──────── Provided data ────────

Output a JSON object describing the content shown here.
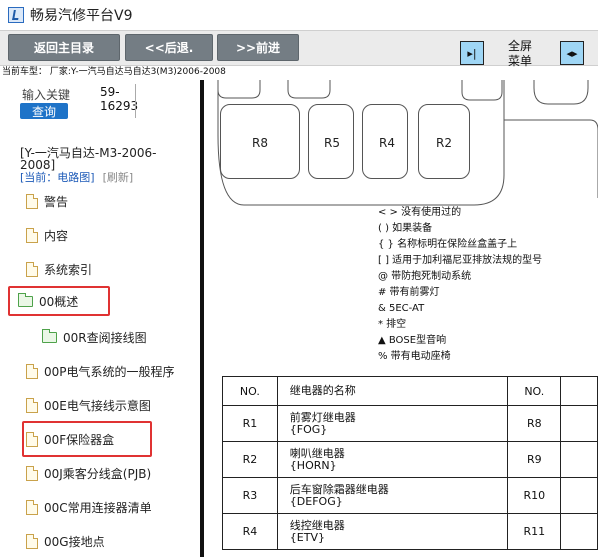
{
  "window": {
    "title": "畅易汽修平台V9",
    "icon": "car-diagnostic-icon"
  },
  "toolbar": {
    "back_main": "返回主目录",
    "back": "<<后退.",
    "forward": ">>前进",
    "fullscreen_line1": "全屏",
    "fullscreen_line2": "菜单",
    "left_toggle_icon": "panel-collapse-icon",
    "right_toggle_icon": "panel-expand-icon"
  },
  "car_type": "当前车型：  厂家:Y-一汽马自达马自达3(M3)2006-2008",
  "search": {
    "label": "输入关键",
    "value": "59-16293",
    "button": "查询"
  },
  "breadcrumb": "[Y-一汽马自达-M3-2006-2008]",
  "current": {
    "label": "[当前：电路图]",
    "refresh": "[刷新]"
  },
  "tree": [
    {
      "label": "警告",
      "type": "file"
    },
    {
      "label": "内容",
      "type": "file"
    },
    {
      "label": "系统索引",
      "type": "file"
    },
    {
      "label": "00概述",
      "type": "folder-open"
    },
    {
      "label": "00R查阅接线图",
      "type": "folder"
    },
    {
      "label": "00P电气系统的一般程序",
      "type": "file"
    },
    {
      "label": "00E电气接线示意图",
      "type": "file"
    },
    {
      "label": "00F保险器盒",
      "type": "file"
    },
    {
      "label": "00J乘客分线盒(PJB)",
      "type": "file"
    },
    {
      "label": "00C常用连接器清单",
      "type": "file"
    },
    {
      "label": "00G接地点",
      "type": "file"
    }
  ],
  "diagram": {
    "relays": [
      "R8",
      "R5",
      "R4",
      "R2"
    ],
    "legend": [
      "< > 没有使用过的",
      "( ) 如果装备",
      "{ } 名称标明在保险丝盒盖子上",
      "[ ] 适用于加利福尼亚排放法规的型号",
      "@  带防抱死制动系统",
      "#  带有前雾灯",
      "&  5EC-AT",
      "*  排空",
      "▲  BOSE型音响",
      "%  带有电动座椅"
    ],
    "table": {
      "headers": [
        "NO.",
        "继电器的名称",
        "NO."
      ],
      "rows": [
        {
          "no": "R1",
          "name": "前雾灯继电器",
          "code": "{FOG}",
          "no2": "R8"
        },
        {
          "no": "R2",
          "name": "喇叭继电器",
          "code": "{HORN}",
          "no2": "R9"
        },
        {
          "no": "R3",
          "name": "后车窗除霜器继电器",
          "code": "{DEFOG}",
          "no2": "R10"
        },
        {
          "no": "R4",
          "name": "线控继电器",
          "code": "{ETV}",
          "no2": "R11"
        }
      ]
    }
  }
}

────────

Quote in full the listing given above; the images are to be left out.

Output a JSON object describing the content shown here.
{
  "window": {
    "title": "畅易汽修平台V9",
    "icon": "car-diagnostic-icon"
  },
  "toolbar": {
    "back_main": "返回主目录",
    "back": "<<后退.",
    "forward": ">>前进",
    "fullscreen_line1": "全屏",
    "fullscreen_line2": "菜单",
    "left_toggle_icon": "panel-collapse-icon",
    "right_toggle_icon": "panel-expand-icon"
  },
  "car_type": "当前车型：  厂家:Y-一汽马自达马自达3(M3)2006-2008",
  "search": {
    "label": "输入关键",
    "value": "59-16293",
    "button": "查询"
  },
  "breadcrumb": "[Y-一汽马自达-M3-2006-2008]",
  "current": {
    "label": "[当前：电路图]",
    "refresh": "[刷新]"
  },
  "tree": [
    {
      "label": "警告",
      "type": "file"
    },
    {
      "label": "内容",
      "type": "file"
    },
    {
      "label": "系统索引",
      "type": "file"
    },
    {
      "label": "00概述",
      "type": "folder-open"
    },
    {
      "label": "00R查阅接线图",
      "type": "folder"
    },
    {
      "label": "00P电气系统的一般程序",
      "type": "file"
    },
    {
      "label": "00E电气接线示意图",
      "type": "file"
    },
    {
      "label": "00F保险器盒",
      "type": "file"
    },
    {
      "label": "00J乘客分线盒(PJB)",
      "type": "file"
    },
    {
      "label": "00C常用连接器清单",
      "type": "file"
    },
    {
      "label": "00G接地点",
      "type": "file"
    }
  ],
  "diagram": {
    "relays": [
      "R8",
      "R5",
      "R4",
      "R2"
    ],
    "legend": [
      "< > 没有使用过的",
      "( ) 如果装备",
      "{ } 名称标明在保险丝盒盖子上",
      "[ ] 适用于加利福尼亚排放法规的型号",
      "@  带防抱死制动系统",
      "#  带有前雾灯",
      "&  5EC-AT",
      "*  排空",
      "▲  BOSE型音响",
      "%  带有电动座椅"
    ],
    "table": {
      "headers": [
        "NO.",
        "继电器的名称",
        "NO."
      ],
      "rows": [
        {
          "no": "R1",
          "name": "前雾灯继电器",
          "code": "{FOG}",
          "no2": "R8"
        },
        {
          "no": "R2",
          "name": "喇叭继电器",
          "code": "{HORN}",
          "no2": "R9"
        },
        {
          "no": "R3",
          "name": "后车窗除霜器继电器",
          "code": "{DEFOG}",
          "no2": "R10"
        },
        {
          "no": "R4",
          "name": "线控继电器",
          "code": "{ETV}",
          "no2": "R11"
        }
      ]
    }
  }
}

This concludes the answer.